▶ _GOAL_
State how many lines of the entries hold the string "Ocean", and output nothing but that count.

### DATA EXTRACT

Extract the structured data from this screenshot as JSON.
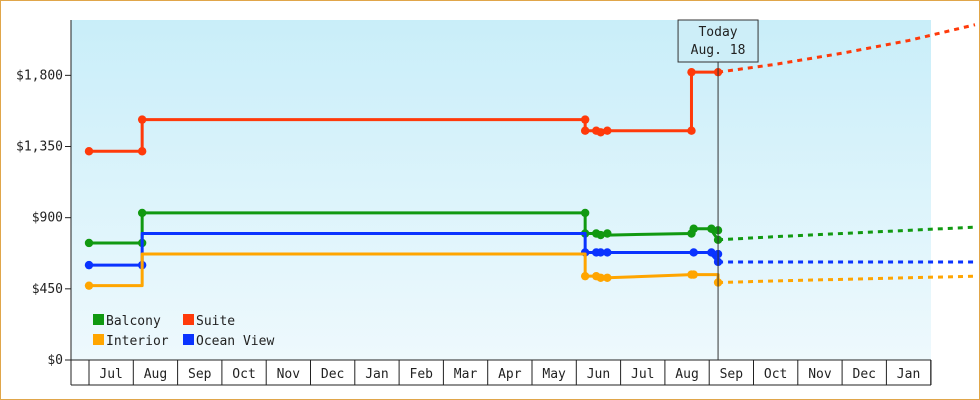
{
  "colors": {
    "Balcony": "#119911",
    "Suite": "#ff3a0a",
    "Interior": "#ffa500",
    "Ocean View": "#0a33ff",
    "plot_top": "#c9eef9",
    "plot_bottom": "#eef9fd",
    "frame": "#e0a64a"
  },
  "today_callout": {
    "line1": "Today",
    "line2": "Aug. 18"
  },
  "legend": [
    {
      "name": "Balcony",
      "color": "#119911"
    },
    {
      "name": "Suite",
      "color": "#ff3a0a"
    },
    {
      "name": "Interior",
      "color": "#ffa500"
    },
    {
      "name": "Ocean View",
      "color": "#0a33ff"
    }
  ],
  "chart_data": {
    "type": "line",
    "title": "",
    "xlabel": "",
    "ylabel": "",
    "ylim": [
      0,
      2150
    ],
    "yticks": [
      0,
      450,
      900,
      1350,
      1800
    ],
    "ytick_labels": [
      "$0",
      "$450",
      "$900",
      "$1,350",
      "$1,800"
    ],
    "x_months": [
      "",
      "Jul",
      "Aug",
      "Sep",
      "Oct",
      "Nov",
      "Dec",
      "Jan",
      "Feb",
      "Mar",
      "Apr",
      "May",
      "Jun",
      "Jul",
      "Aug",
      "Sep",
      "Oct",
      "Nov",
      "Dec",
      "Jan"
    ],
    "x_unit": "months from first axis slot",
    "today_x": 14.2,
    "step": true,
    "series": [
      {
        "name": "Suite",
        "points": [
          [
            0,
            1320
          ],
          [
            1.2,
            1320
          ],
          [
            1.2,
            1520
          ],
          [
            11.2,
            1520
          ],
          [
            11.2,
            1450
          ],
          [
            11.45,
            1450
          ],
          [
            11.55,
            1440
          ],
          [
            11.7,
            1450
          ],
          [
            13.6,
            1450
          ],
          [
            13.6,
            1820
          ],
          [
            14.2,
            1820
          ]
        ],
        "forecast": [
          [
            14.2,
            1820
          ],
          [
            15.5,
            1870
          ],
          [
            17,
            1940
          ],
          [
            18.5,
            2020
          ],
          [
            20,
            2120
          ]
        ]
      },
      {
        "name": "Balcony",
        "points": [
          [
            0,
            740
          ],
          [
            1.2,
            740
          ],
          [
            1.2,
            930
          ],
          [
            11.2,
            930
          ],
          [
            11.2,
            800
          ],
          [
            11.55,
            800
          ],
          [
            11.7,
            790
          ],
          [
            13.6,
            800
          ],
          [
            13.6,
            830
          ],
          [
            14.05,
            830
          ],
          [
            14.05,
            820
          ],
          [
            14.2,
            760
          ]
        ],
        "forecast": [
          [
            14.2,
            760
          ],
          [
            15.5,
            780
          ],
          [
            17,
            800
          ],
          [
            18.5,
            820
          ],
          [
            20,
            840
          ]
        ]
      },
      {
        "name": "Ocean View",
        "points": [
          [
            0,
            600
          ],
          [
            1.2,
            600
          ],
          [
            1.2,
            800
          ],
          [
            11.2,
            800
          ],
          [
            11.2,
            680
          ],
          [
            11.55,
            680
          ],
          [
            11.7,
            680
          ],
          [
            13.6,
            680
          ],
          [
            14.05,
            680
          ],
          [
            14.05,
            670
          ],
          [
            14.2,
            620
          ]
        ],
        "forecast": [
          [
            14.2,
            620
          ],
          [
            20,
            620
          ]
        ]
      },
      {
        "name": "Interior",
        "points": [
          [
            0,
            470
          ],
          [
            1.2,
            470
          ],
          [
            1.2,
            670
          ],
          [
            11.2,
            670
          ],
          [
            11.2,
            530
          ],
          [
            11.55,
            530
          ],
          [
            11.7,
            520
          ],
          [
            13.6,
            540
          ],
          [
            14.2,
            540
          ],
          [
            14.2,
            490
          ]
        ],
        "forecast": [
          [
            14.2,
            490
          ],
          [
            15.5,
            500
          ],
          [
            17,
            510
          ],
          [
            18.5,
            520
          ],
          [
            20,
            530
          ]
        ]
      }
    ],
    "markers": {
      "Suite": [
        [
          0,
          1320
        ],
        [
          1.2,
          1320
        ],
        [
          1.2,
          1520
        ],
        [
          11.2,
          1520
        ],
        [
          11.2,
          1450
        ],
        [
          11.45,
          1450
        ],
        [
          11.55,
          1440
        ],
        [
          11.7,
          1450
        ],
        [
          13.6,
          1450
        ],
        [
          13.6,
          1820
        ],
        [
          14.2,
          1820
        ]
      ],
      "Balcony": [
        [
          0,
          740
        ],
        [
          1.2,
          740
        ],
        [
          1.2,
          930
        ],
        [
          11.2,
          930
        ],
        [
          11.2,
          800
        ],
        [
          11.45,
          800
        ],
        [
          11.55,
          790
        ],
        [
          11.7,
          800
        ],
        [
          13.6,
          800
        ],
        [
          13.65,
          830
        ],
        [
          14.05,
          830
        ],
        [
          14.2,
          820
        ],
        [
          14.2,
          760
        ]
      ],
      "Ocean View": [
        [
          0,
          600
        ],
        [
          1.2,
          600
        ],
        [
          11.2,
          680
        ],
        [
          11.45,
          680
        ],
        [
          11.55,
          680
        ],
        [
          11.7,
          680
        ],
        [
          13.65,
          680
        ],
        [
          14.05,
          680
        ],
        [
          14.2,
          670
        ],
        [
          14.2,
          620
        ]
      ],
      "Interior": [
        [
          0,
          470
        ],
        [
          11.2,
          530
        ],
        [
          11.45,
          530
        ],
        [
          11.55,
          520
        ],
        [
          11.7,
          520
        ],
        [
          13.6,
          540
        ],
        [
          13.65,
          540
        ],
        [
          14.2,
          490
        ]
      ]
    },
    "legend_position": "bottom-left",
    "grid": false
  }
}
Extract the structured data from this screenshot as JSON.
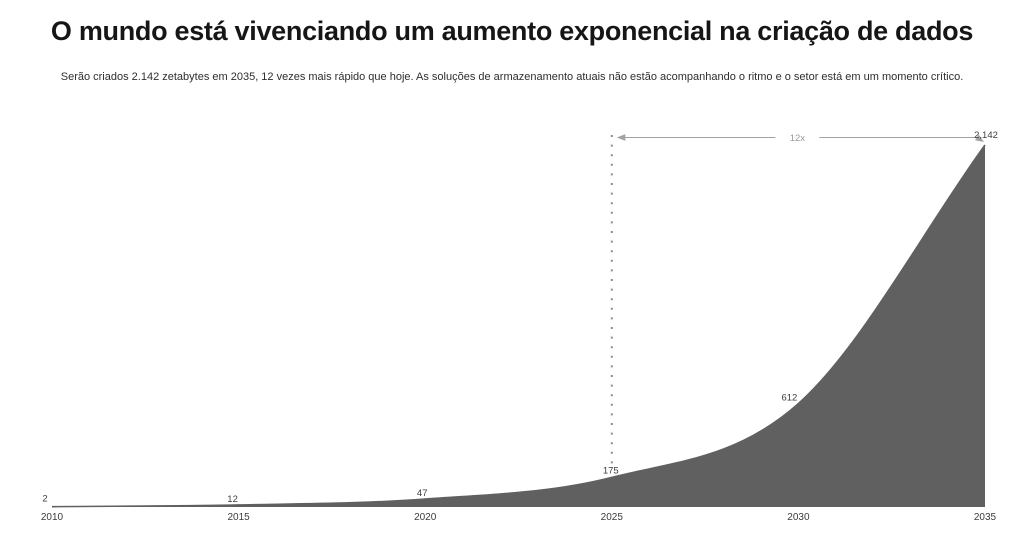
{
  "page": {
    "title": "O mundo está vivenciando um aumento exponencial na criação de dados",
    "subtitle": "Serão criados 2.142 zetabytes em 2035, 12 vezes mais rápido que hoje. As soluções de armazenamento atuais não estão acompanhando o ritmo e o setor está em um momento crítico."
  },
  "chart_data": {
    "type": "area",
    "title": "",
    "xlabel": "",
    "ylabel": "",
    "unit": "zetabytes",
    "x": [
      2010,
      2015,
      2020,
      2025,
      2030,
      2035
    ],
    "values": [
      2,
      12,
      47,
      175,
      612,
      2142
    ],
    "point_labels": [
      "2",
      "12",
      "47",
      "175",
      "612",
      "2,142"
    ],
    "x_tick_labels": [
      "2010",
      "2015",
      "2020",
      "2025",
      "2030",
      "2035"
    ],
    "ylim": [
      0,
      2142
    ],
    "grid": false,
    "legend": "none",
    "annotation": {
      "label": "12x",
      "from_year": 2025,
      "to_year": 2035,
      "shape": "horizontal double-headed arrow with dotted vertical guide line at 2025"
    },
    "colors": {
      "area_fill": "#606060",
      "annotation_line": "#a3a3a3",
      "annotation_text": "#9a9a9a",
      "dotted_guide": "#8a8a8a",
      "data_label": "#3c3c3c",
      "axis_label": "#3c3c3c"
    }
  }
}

######

▶ _SOLUTION TO THE EXERCISE_
4